Work to complete: For each line below that includes the word "time", make a copy.

Data listing:
+ + + + +
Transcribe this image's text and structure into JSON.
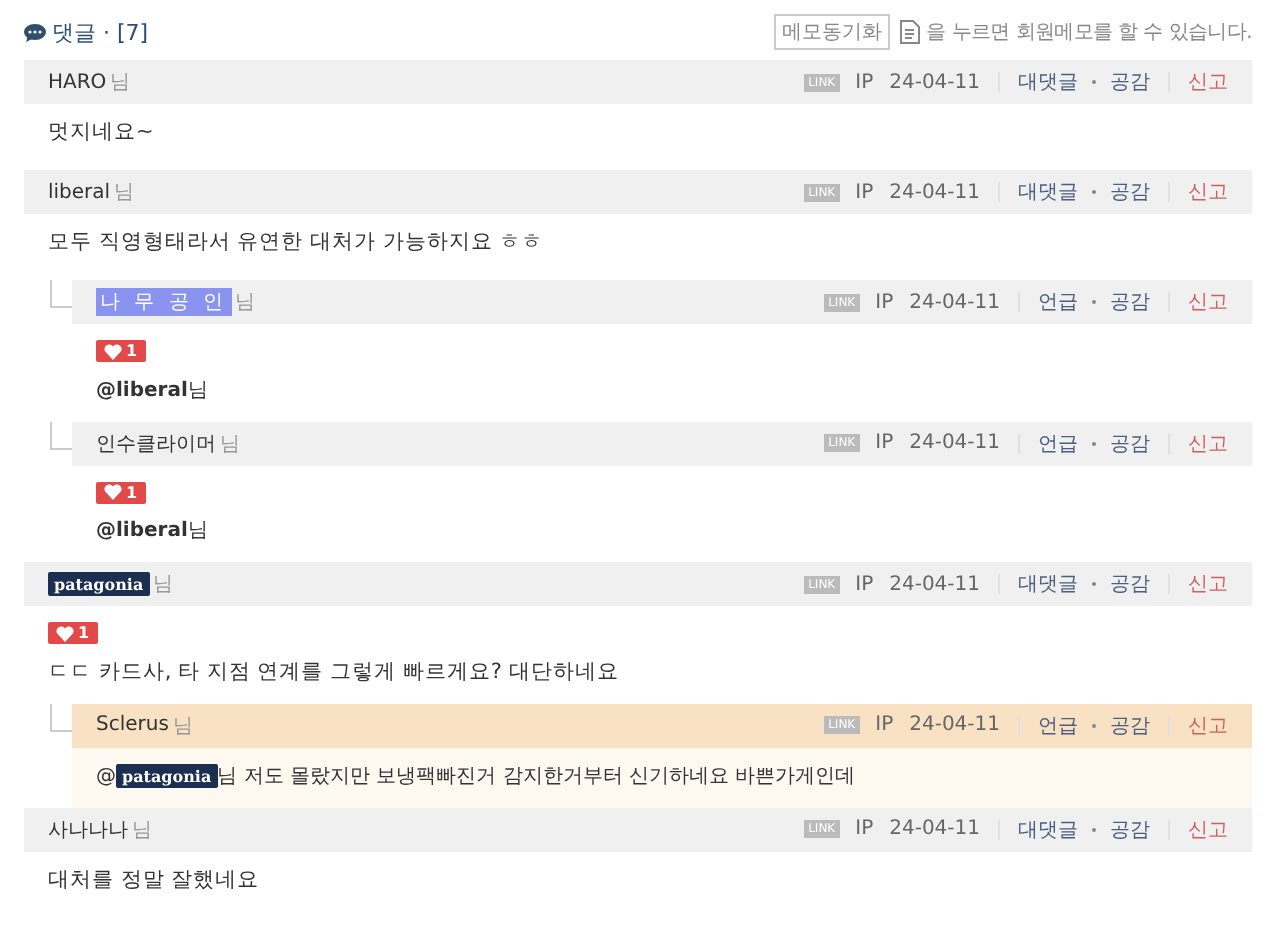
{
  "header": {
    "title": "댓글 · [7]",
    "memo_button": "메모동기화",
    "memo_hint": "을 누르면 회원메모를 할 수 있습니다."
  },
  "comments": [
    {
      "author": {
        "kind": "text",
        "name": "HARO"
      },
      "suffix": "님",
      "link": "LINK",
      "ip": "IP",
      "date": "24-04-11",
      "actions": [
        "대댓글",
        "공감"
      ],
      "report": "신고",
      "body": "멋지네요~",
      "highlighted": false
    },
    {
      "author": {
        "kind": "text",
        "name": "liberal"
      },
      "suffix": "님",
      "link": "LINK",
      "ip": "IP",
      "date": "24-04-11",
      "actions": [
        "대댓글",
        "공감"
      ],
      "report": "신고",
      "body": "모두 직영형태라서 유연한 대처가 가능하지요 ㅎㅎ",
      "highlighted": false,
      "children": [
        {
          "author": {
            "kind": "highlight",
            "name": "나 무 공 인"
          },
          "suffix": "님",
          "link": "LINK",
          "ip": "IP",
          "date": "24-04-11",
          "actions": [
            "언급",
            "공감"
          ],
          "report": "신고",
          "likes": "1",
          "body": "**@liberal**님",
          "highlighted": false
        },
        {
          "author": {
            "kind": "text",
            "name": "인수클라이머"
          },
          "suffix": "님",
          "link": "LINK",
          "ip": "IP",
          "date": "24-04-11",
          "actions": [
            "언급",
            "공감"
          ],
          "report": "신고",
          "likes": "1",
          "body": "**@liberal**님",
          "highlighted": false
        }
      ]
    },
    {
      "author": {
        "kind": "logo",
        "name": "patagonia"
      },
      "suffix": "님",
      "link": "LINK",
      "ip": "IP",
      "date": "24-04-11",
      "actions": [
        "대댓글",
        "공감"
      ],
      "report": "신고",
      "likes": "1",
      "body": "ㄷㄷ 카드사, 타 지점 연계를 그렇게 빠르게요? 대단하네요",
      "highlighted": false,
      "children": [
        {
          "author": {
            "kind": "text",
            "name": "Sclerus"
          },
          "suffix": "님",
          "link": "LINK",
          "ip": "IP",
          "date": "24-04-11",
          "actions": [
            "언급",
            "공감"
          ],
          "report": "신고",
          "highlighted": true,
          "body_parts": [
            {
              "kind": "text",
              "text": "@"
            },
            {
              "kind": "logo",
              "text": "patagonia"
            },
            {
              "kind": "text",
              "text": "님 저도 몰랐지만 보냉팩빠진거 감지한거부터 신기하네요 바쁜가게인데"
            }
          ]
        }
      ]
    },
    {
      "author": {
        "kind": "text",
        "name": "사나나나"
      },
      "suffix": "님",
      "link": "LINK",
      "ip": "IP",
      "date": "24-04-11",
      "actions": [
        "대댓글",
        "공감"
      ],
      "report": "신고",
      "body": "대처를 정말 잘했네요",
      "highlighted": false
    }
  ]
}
+ + + + +
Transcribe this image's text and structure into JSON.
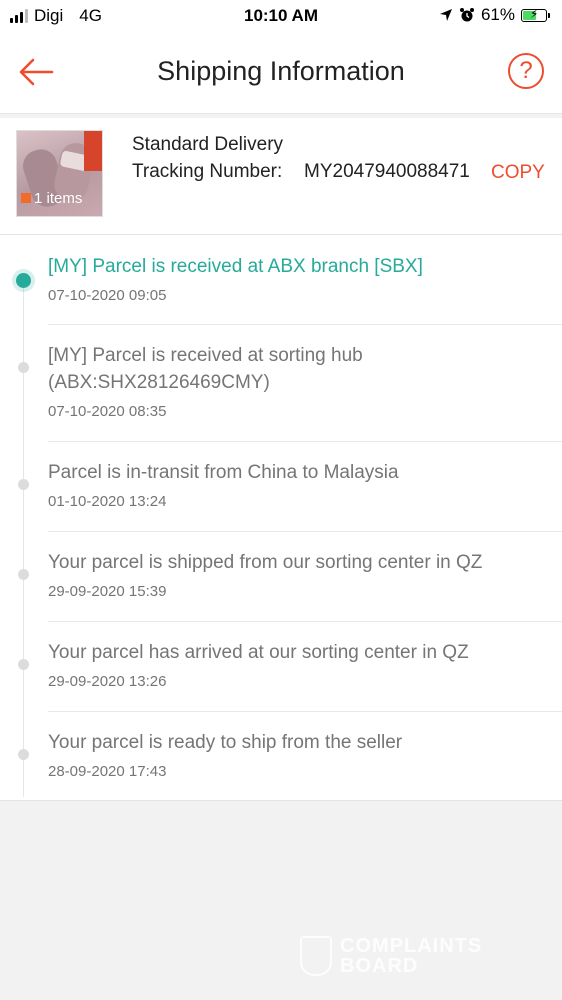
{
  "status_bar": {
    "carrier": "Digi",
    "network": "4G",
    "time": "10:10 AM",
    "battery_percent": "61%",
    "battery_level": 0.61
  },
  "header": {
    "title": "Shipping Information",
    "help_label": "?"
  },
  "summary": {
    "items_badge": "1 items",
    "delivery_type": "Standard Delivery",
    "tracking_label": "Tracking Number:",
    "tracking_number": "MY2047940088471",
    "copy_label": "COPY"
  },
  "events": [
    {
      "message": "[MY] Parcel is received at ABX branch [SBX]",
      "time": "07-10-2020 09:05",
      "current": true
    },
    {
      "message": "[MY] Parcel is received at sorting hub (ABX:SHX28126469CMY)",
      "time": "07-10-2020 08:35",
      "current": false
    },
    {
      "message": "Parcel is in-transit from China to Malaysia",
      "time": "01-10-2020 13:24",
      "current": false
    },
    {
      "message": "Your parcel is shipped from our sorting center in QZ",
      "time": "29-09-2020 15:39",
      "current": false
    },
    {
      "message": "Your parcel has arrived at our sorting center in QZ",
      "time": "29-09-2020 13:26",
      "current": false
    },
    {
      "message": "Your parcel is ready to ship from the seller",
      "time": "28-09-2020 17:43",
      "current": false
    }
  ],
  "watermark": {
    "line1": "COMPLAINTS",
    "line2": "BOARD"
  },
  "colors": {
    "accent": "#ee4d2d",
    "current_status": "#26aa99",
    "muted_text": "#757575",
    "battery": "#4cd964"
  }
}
+ + + + +
Response to this exercise:
    "time": "10:10 AM",
      "time": "07-10-2020 09:05",
      "time": "07-10-2020 08:35",
      "time": "01-10-2020 13:24",
      "time": "29-09-2020 15:39",
      "time": "29-09-2020 13:26",
      "time": "28-09-2020 17:43",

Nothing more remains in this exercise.